**Cosa fare:** Per favore, indica se queste affermazioni concordano con l'ordinanza sul leasing traslativo, rispondendo sì o no e citando alla lettera le parole dell'ordinanza che decidono ciascun caso. 1. La regola riguarda contratti di leasing traslativo conclusi prima dell'entrata in vigore della l. n. 124 del 2017. 2. Il bene va stimato secondo il valore di mercato al momento della stipula del contratto. 3. Alla risoluzione si applica l'art. 1526 c.c. in via diretta.

**Testo fornito:**

•••

Ordinanza 10249/2022
Leasing traslativo – Clausola penale
La risoluzione per inadempimento dell’utilizzatore di un contratto di leasing traslativo, concluso anteriormente all’entrata in vigore dell’art. 1, commi 136 e ss., l. n. 124 del 2017, è sottoposta all’applicazione analogica dell’art. 1526 c.c., sicché il giudice, ove ritenga che le parti abbiano pattuito una clausola penale, prevedendo, per il caso della menzionata risoluzione, il diritto del concedente di trattenere tutte le rate pagate a titolo di corrispettivo del godimento nonostante il mantenimento della proprietà (c.d. clausola di confisca), ha il potere di ridurre detta penale, in modo da contemperare, secondo equità, il vantaggio che essa assicura al contraente adempiente ed il margine di guadagno che il medesimo si riprometteva di trarre dalla regolare esecuzione del contratto, procedendo alla stima del bene secondo il valore di mercato al momento della restituzione (salvo che non sia stato già venduto o altrimenti allocato, considerando, nel qual caso, i valori conseguiti) e poi detrarre tale valore dalle somme dovute dall’utilizzatore al concedente, con diritto del primo all’eventuale residuo.

•••

**Raccolta dei record:**
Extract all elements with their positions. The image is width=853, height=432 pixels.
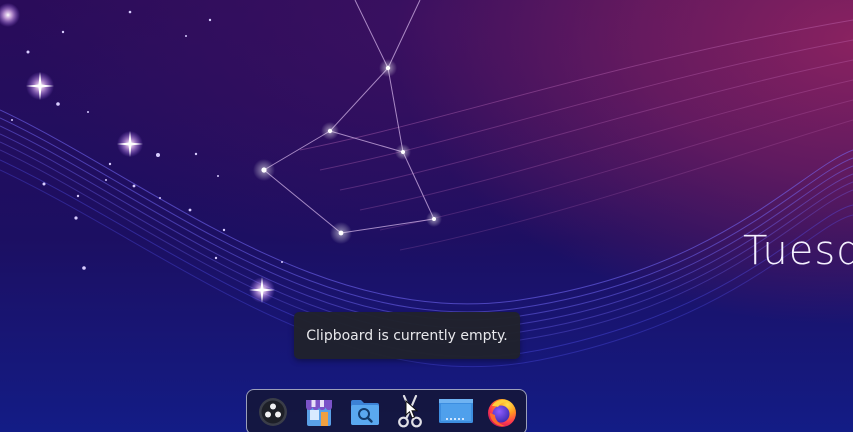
- dock-item-firefox[interactable]: [480, 394, 523, 430]
- dock-item-software-store[interactable]: [298, 394, 341, 430]
- clipboard-tooltip: Clipboard is currently empty.: [294, 312, 520, 359]
- firefox-icon: [487, 399, 516, 427]
- desktop-date-clock: Tuesd: [743, 228, 853, 274]
- dock-item-screenshot[interactable]: [435, 394, 478, 430]
- dock-item-clipboard[interactable]: [389, 394, 432, 430]
- dock-item-file-manager[interactable]: [343, 394, 386, 430]
- desktop-wallpaper: Tuesd Clipboard is currently empty.: [0, 0, 853, 432]
- app-launcher-icon: [259, 398, 288, 426]
- dock: [246, 389, 527, 432]
- file-manager-icon: [350, 400, 379, 425]
- software-store-icon: [306, 400, 332, 426]
- wallpaper-art: [0, 0, 853, 368]
- dock-item-app-launcher[interactable]: [252, 394, 295, 430]
- clipboard-scissors-icon: [398, 395, 423, 428]
- screenshot-tool-icon: [439, 399, 474, 423]
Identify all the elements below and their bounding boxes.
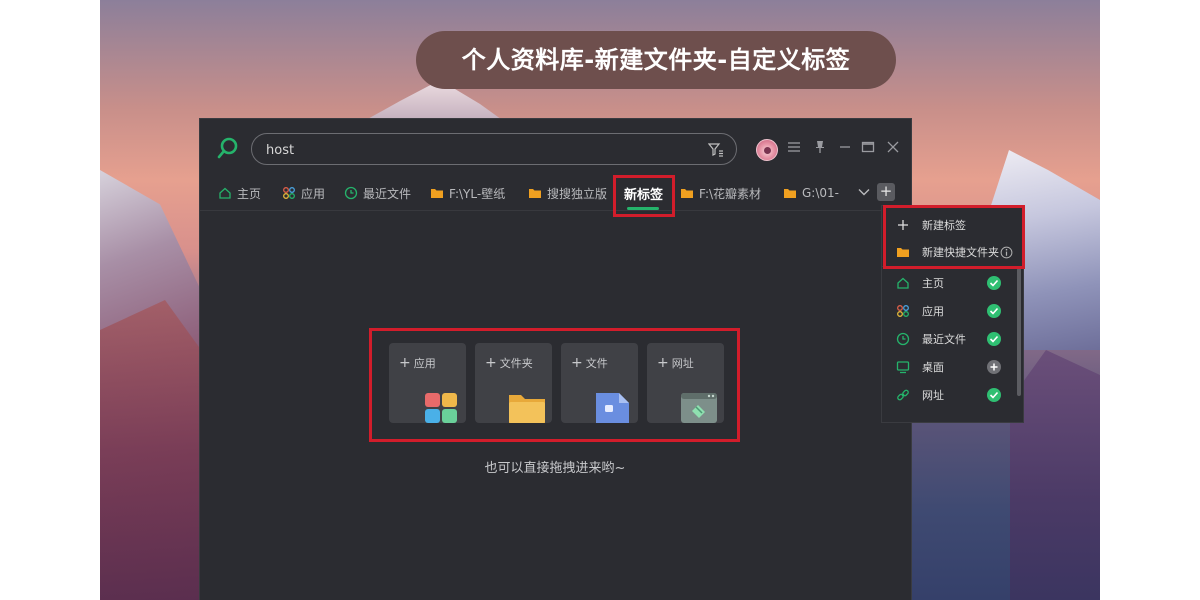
chevron-down-icon[interactable]	[857, 185, 871, 199]
check-icon[interactable]	[987, 332, 1001, 346]
folder-icon	[784, 189, 796, 198]
app-window: 主页 应用 最近文件 F:\YL-壁纸	[199, 118, 913, 600]
add-file-card[interactable]: + 文件	[561, 343, 638, 423]
menu-item-recent-files[interactable]: 最近文件	[882, 328, 1017, 350]
tab-folder-sousou[interactable]: 搜搜独立版	[528, 183, 607, 203]
check-icon[interactable]	[987, 276, 1001, 290]
menu-item-label: 应用	[922, 305, 944, 318]
apps-icon	[897, 305, 909, 317]
tab-folder-g01[interactable]: G:\01-	[783, 183, 839, 203]
banner-title: 个人资料库-新建文件夹-自定义标签	[416, 31, 896, 89]
tab-folder-wallpaper[interactable]: F:\YL-壁纸	[430, 183, 505, 203]
tab-label: F:\YL-壁纸	[449, 186, 506, 201]
browser-tile-icon	[681, 393, 717, 423]
minimize-icon[interactable]	[837, 139, 853, 155]
tab-label: 应用	[301, 186, 326, 201]
tab-bar: 主页 应用 最近文件 F:\YL-壁纸 搜搜独立版 新标签 F:\花瓣素材 G:…	[200, 177, 913, 211]
add-url-card[interactable]: + 网址	[647, 343, 724, 423]
folder-tile-icon	[509, 395, 545, 423]
folder-icon	[431, 189, 443, 198]
card-label: 应用	[413, 357, 436, 370]
menu-item-desktop[interactable]: 桌面	[882, 356, 1017, 378]
plus-icon: +	[399, 355, 411, 371]
home-icon	[219, 187, 231, 199]
tab-highlight-box	[613, 175, 675, 217]
add-folder-card[interactable]: + 文件夹	[475, 343, 552, 423]
tab-label: 搜搜独立版	[547, 186, 608, 201]
tab-home[interactable]: 主页	[218, 183, 261, 203]
tab-label: G:\01-	[802, 186, 839, 200]
menu-item-label: 主页	[922, 277, 944, 290]
menu-item-label: 网址	[922, 389, 944, 402]
search-box[interactable]	[251, 133, 737, 165]
menu-icon[interactable]	[786, 139, 802, 155]
card-label: 网址	[671, 357, 694, 370]
menu-highlight-box	[883, 205, 1025, 269]
link-icon	[897, 389, 909, 401]
maximize-icon[interactable]	[860, 139, 876, 155]
clock-icon	[896, 332, 910, 346]
search-icon[interactable]	[217, 137, 239, 159]
menu-item-home[interactable]: 主页	[882, 272, 1017, 294]
add-app-card[interactable]: + 应用	[389, 343, 466, 423]
search-input[interactable]	[266, 140, 686, 160]
plus-icon: +	[485, 355, 497, 371]
check-icon[interactable]	[987, 304, 1001, 318]
avatar[interactable]	[756, 139, 778, 161]
tab-label: F:\花瓣素材	[699, 186, 762, 201]
home-icon	[897, 277, 909, 289]
monitor-icon	[896, 361, 910, 374]
menu-item-label: 桌面	[922, 361, 944, 374]
clock-icon	[344, 186, 358, 200]
folder-icon	[681, 189, 693, 198]
card-label: 文件	[585, 357, 608, 370]
close-icon[interactable]	[885, 139, 901, 155]
filter-icon[interactable]	[708, 142, 724, 158]
apps-tile-icon	[425, 393, 457, 423]
menu-item-apps[interactable]: 应用	[882, 300, 1017, 322]
check-icon[interactable]	[987, 388, 1001, 402]
menu-item-url[interactable]: 网址	[882, 384, 1017, 406]
tab-label: 主页	[237, 186, 262, 201]
file-tile-icon	[596, 393, 629, 423]
tab-recent-files[interactable]: 最近文件	[344, 183, 411, 203]
menu-scrollbar[interactable]	[1017, 268, 1021, 396]
folder-icon	[529, 189, 541, 198]
menu-item-label: 最近文件	[922, 333, 966, 346]
add-tab-button[interactable]: +	[877, 183, 895, 201]
card-label: 文件夹	[499, 357, 533, 370]
tab-folder-huaban[interactable]: F:\花瓣素材	[680, 183, 761, 203]
pin-icon[interactable]	[812, 139, 828, 155]
plus-icon: +	[571, 355, 583, 371]
apps-icon	[283, 187, 295, 199]
plus-icon: +	[657, 355, 669, 371]
drag-hint-text: 也可以直接拖拽进来哟~	[484, 461, 626, 476]
tab-apps[interactable]: 应用	[282, 183, 325, 203]
add-icon[interactable]	[987, 360, 1001, 374]
tab-label: 最近文件	[363, 186, 412, 201]
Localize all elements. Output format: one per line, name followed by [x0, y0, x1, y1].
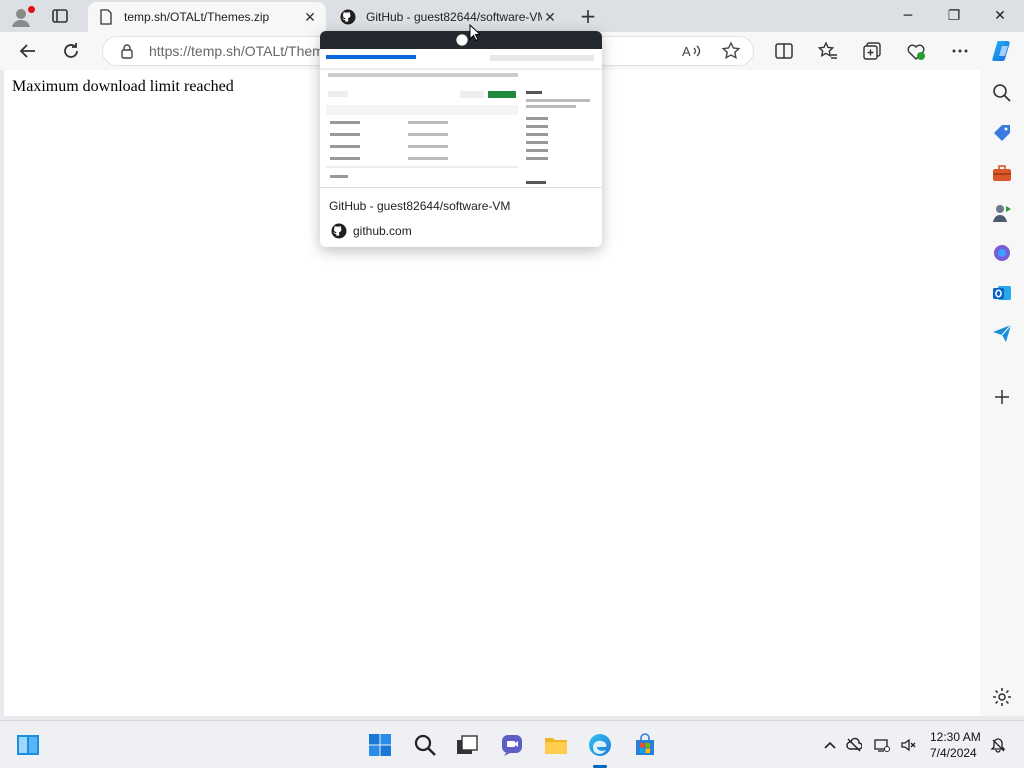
collections-icon[interactable]	[861, 40, 883, 62]
lock-icon[interactable]	[119, 43, 135, 59]
add-icon[interactable]	[991, 386, 1013, 408]
hover-card-domain: github.com	[353, 224, 412, 238]
notification-dot	[28, 6, 35, 13]
new-tab-button[interactable]: +	[578, 6, 598, 26]
mouse-cursor-icon	[469, 24, 481, 42]
tab-github[interactable]: GitHub - guest82644/software-VM ✕	[330, 2, 566, 32]
repo-preview-graphic	[320, 55, 602, 184]
close-window-button[interactable]: ✕	[990, 6, 1010, 26]
tools-icon[interactable]	[991, 162, 1013, 184]
back-icon[interactable]	[17, 40, 39, 62]
page-preview-thumbnail	[320, 31, 602, 188]
clock-time: 12:30 AM	[930, 730, 981, 744]
tab-hover-card: GitHub - guest82644/software-VM github.c…	[320, 31, 602, 247]
taskbar: 12:30 AM 7/4/2024	[0, 720, 1024, 768]
microsoft-365-icon[interactable]	[991, 242, 1013, 264]
system-clock[interactable]: 12:30 AM 7/4/2024	[930, 729, 981, 761]
close-tab-icon[interactable]: ✕	[542, 9, 558, 25]
copilot-icon[interactable]	[990, 38, 1016, 64]
widgets-icon[interactable]	[16, 733, 40, 757]
favorites-icon[interactable]	[817, 40, 839, 62]
error-message: Maximum download limit reached	[12, 78, 234, 95]
onedrive-offline-icon[interactable]	[846, 737, 862, 753]
file-explorer-icon[interactable]	[544, 733, 568, 757]
tab-actions-icon[interactable]	[50, 6, 70, 26]
tab-title: temp.sh/OTALt/Themes.zip	[124, 10, 270, 24]
send-icon[interactable]	[991, 322, 1013, 344]
games-icon[interactable]	[991, 202, 1013, 224]
favorite-star-icon[interactable]	[720, 40, 742, 62]
search-icon[interactable]	[991, 82, 1013, 104]
github-icon	[340, 9, 356, 25]
tab-strip: temp.sh/OTALt/Themes.zip ✕ GitHub - gues…	[0, 0, 1024, 32]
tab-title: GitHub - guest82644/software-VM	[366, 10, 542, 24]
more-options-icon[interactable]	[949, 40, 971, 62]
hover-card-title: GitHub - guest82644/software-VM	[329, 199, 511, 213]
browser-essentials-icon[interactable]	[905, 40, 927, 62]
chat-icon[interactable]	[500, 733, 524, 757]
edge-sidebar	[980, 70, 1024, 716]
search-icon[interactable]	[413, 733, 437, 757]
notification-bell-icon[interactable]	[990, 737, 1006, 753]
microsoft-store-icon[interactable]	[633, 733, 657, 757]
volume-muted-icon[interactable]	[900, 737, 916, 753]
refresh-icon[interactable]	[60, 40, 82, 62]
edge-browser-icon[interactable]	[588, 733, 612, 757]
clock-date: 7/4/2024	[930, 746, 977, 760]
svg-text:A: A	[682, 44, 691, 59]
settings-gear-icon[interactable]	[991, 686, 1013, 708]
github-icon	[331, 223, 347, 239]
github-icon	[456, 34, 468, 46]
outlook-icon[interactable]	[991, 282, 1013, 304]
minimize-button[interactable]: ─	[898, 6, 918, 26]
start-windows-icon[interactable]	[368, 733, 392, 757]
restore-button[interactable]: ❐	[944, 6, 964, 26]
read-aloud-icon[interactable]: A	[680, 40, 702, 62]
split-screen-icon[interactable]	[773, 40, 795, 62]
tab-themes-zip[interactable]: temp.sh/OTALt/Themes.zip ✕	[88, 2, 326, 32]
network-icon[interactable]	[874, 737, 890, 753]
task-view-icon[interactable]	[455, 733, 479, 757]
close-tab-icon[interactable]: ✕	[302, 9, 318, 25]
shopping-tag-icon[interactable]	[991, 122, 1013, 144]
page-icon	[100, 9, 112, 25]
chevron-up-icon[interactable]	[822, 737, 838, 753]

•••

**Risposta:**
1. Sì: «concluso anteriormente all’entrata in vigore dell’art. 1, commi 136 e ss., l. n. 124 del 2017».
2. No: «secondo il valore di mercato al momento della restituzione».
3. No: «è sottoposta all’applicazione analogica dell’art. 1526 c.c.».